[Stored records]
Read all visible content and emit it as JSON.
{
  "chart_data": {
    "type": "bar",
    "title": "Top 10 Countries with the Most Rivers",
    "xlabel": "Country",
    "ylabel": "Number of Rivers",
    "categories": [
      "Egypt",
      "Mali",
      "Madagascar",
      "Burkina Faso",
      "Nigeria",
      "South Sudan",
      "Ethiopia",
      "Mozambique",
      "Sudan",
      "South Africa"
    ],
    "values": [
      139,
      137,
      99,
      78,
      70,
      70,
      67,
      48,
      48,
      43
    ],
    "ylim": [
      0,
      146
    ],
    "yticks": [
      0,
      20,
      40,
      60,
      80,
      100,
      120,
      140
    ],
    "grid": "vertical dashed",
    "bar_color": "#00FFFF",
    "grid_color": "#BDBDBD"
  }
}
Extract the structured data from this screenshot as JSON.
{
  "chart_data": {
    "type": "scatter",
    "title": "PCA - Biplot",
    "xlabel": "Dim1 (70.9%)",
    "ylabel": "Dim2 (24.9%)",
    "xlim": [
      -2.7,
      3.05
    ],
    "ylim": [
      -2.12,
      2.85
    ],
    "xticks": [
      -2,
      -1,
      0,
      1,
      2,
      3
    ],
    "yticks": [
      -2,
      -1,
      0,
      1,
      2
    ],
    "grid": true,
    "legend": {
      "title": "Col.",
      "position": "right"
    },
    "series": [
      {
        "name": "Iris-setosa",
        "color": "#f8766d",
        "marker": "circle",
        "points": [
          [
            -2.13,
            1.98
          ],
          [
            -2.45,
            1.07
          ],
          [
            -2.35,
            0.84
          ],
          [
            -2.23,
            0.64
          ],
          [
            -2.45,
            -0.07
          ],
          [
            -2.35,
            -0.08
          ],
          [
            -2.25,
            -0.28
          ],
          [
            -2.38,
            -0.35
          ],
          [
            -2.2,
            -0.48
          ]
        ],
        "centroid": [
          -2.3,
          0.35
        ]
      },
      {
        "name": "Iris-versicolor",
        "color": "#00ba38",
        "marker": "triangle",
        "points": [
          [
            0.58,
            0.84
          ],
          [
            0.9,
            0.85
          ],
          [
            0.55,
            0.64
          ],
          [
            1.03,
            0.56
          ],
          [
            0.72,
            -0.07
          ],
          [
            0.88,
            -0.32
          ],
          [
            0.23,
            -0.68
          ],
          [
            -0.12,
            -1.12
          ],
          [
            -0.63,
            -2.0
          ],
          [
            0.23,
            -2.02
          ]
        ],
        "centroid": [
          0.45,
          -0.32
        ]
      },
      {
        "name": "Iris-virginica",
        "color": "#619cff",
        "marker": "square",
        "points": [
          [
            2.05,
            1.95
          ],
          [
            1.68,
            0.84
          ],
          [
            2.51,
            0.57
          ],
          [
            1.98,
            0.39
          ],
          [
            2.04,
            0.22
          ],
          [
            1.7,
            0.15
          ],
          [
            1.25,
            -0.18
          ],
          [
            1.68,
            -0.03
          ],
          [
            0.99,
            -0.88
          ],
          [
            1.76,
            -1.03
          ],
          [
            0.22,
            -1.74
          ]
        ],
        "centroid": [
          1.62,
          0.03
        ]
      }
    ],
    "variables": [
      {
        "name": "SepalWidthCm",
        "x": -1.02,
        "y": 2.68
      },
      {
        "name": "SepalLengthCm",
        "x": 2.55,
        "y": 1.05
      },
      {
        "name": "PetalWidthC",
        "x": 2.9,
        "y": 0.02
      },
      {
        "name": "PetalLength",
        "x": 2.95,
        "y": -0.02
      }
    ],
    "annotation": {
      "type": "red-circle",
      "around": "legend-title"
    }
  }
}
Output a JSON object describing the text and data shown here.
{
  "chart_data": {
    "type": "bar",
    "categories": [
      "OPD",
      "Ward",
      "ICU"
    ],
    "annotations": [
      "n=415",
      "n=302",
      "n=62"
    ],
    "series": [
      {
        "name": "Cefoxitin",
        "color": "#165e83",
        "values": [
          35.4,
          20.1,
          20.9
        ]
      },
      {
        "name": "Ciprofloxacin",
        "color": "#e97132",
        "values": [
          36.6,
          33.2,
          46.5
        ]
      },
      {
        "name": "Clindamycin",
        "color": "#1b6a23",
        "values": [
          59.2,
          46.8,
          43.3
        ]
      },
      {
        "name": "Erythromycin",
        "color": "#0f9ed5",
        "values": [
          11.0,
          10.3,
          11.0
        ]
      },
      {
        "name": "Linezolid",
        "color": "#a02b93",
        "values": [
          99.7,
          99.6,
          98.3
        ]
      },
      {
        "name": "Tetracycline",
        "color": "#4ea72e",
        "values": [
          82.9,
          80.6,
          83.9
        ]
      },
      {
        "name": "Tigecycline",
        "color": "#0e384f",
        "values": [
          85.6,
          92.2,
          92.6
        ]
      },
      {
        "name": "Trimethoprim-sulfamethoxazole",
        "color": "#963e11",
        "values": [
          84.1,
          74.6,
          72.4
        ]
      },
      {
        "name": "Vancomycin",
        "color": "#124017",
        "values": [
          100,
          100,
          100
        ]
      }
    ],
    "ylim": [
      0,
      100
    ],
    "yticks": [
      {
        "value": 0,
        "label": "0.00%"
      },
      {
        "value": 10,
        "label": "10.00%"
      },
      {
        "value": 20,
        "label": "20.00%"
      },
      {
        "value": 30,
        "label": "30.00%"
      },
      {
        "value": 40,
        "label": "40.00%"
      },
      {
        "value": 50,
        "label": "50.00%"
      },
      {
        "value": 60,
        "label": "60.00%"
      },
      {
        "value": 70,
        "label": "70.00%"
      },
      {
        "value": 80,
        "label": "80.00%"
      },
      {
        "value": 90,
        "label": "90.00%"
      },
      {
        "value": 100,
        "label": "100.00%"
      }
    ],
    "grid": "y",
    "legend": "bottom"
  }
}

• [Given problem]: Word for word, write out all of the data above.

• [Problem solution]:
Read all visible content and emit it as JSON.
{
  "chart_data": {
    "type": "bar",
    "title": "Top 10 Countries with the Most Rivers",
    "xlabel": "Country",
    "ylabel": "Number of Rivers",
    "categories": [
      "Egypt",
      "Mali",
      "Madagascar",
      "Burkina Faso",
      "Nigeria",
      "South Sudan",
      "Ethiopia",
      "Mozambique",
      "Sudan",
      "South Africa"
    ],
    "values": [
      139,
      137,
      99,
      78,
      70,
      70,
      67,
      48,
      48,
      43
    ],
    "ylim": [
      0,
      146
    ],
    "yticks": [
      0,
      20,
      40,
      60,
      80,
      100,
      120,
      140
    ],
    "grid": "vertical dashed",
    "bar_color": "#00FFFF",
    "grid_color": "#BDBDBD"
  }
}
Extract the structured data from this screenshot as JSON.
{
  "chart_data": {
    "type": "scatter",
    "title": "PCA - Biplot",
    "xlabel": "Dim1 (70.9%)",
    "ylabel": "Dim2 (24.9%)",
    "xlim": [
      -2.7,
      3.05
    ],
    "ylim": [
      -2.12,
      2.85
    ],
    "xticks": [
      -2,
      -1,
      0,
      1,
      2,
      3
    ],
    "yticks": [
      -2,
      -1,
      0,
      1,
      2
    ],
    "grid": true,
    "legend": {
      "title": "Col.",
      "position": "right"
    },
    "series": [
      {
        "name": "Iris-setosa",
        "color": "#f8766d",
        "marker": "circle",
        "points": [
          [
            -2.13,
            1.98
          ],
          [
            -2.45,
            1.07
          ],
          [
            -2.35,
            0.84
          ],
          [
            -2.23,
            0.64
          ],
          [
            -2.45,
            -0.07
          ],
          [
            -2.35,
            -0.08
          ],
          [
            -2.25,
            -0.28
          ],
          [
            -2.38,
            -0.35
          ],
          [
            -2.2,
            -0.48
          ]
        ],
        "centroid": [
          -2.3,
          0.35
        ]
      },
      {
        "name": "Iris-versicolor",
        "color": "#00ba38",
        "marker": "triangle",
        "points": [
          [
            0.58,
            0.84
          ],
          [
            0.9,
            0.85
          ],
          [
            0.55,
            0.64
          ],
          [
            1.03,
            0.56
          ],
          [
            0.72,
            -0.07
          ],
          [
            0.88,
            -0.32
          ],
          [
            0.23,
            -0.68
          ],
          [
            -0.12,
            -1.12
          ],
          [
            -0.63,
            -2.0
          ],
          [
            0.23,
            -2.02
          ]
        ],
        "centroid": [
          0.45,
          -0.32
        ]
      },
      {
        "name": "Iris-virginica",
        "color": "#619cff",
        "marker": "square",
        "points": [
          [
            2.05,
            1.95
          ],
          [
            1.68,
            0.84
          ],
          [
            2.51,
            0.57
          ],
          [
            1.98,
            0.39
          ],
          [
            2.04,
            0.22
          ],
          [
            1.7,
            0.15
          ],
          [
            1.25,
            -0.18
          ],
          [
            1.68,
            -0.03
          ],
          [
            0.99,
            -0.88
          ],
          [
            1.76,
            -1.03
          ],
          [
            0.22,
            -1.74
          ]
        ],
        "centroid": [
          1.62,
          0.03
        ]
      }
    ],
    "variables": [
      {
        "name": "SepalWidthCm",
        "x": -1.02,
        "y": 2.68
      },
      {
        "name": "SepalLengthCm",
        "x": 2.55,
        "y": 1.05
      },
      {
        "name": "PetalWidthC",
        "x": 2.9,
        "y": 0.02
      },
      {
        "name": "PetalLength",
        "x": 2.95,
        "y": -0.02
      }
    ],
    "annotation": {
      "type": "red-circle",
      "around": "legend-title"
    }
  }
}
Output a JSON object describing the text and data shown here.
{
  "chart_data": {
    "type": "bar",
    "categories": [
      "OPD",
      "Ward",
      "ICU"
    ],
    "annotations": [
      "n=415",
      "n=302",
      "n=62"
    ],
    "series": [
      {
        "name": "Cefoxitin",
        "color": "#165e83",
        "values": [
          35.4,
          20.1,
          20.9
        ]
      },
      {
        "name": "Ciprofloxacin",
        "color": "#e97132",
        "values": [
          36.6,
          33.2,
          46.5
        ]
      },
      {
        "name": "Clindamycin",
        "color": "#1b6a23",
        "values": [
          59.2,
          46.8,
          43.3
        ]
      },
      {
        "name": "Erythromycin",
        "color": "#0f9ed5",
        "values": [
          11.0,
          10.3,
          11.0
        ]
      },
      {
        "name": "Linezolid",
        "color": "#a02b93",
        "values": [
          99.7,
          99.6,
          98.3
        ]
      },
      {
        "name": "Tetracycline",
        "color": "#4ea72e",
        "values": [
          82.9,
          80.6,
          83.9
        ]
      },
      {
        "name": "Tigecycline",
        "color": "#0e384f",
        "values": [
          85.6,
          92.2,
          92.6
        ]
      },
      {
        "name": "Trimethoprim-sulfamethoxazole",
        "color": "#963e11",
        "values": [
          84.1,
          74.6,
          72.4
        ]
      },
      {
        "name": "Vancomycin",
        "color": "#124017",
        "values": [
          100,
          100,
          100
        ]
      }
    ],
    "ylim": [
      0,
      100
    ],
    "yticks": [
      {
        "value": 0,
        "label": "0.00%"
      },
      {
        "value": 10,
        "label": "10.00%"
      },
      {
        "value": 20,
        "label": "20.00%"
      },
      {
        "value": 30,
        "label": "30.00%"
      },
      {
        "value": 40,
        "label": "40.00%"
      },
      {
        "value": 50,
        "label": "50.00%"
      },
      {
        "value": 60,
        "label": "60.00%"
      },
      {
        "value": 70,
        "label": "70.00%"
      },
      {
        "value": 80,
        "label": "80.00%"
      },
      {
        "value": 90,
        "label": "90.00%"
      },
      {
        "value": 100,
        "label": "100.00%"
      }
    ],
    "grid": "y",
    "legend": "bottom"
  }
}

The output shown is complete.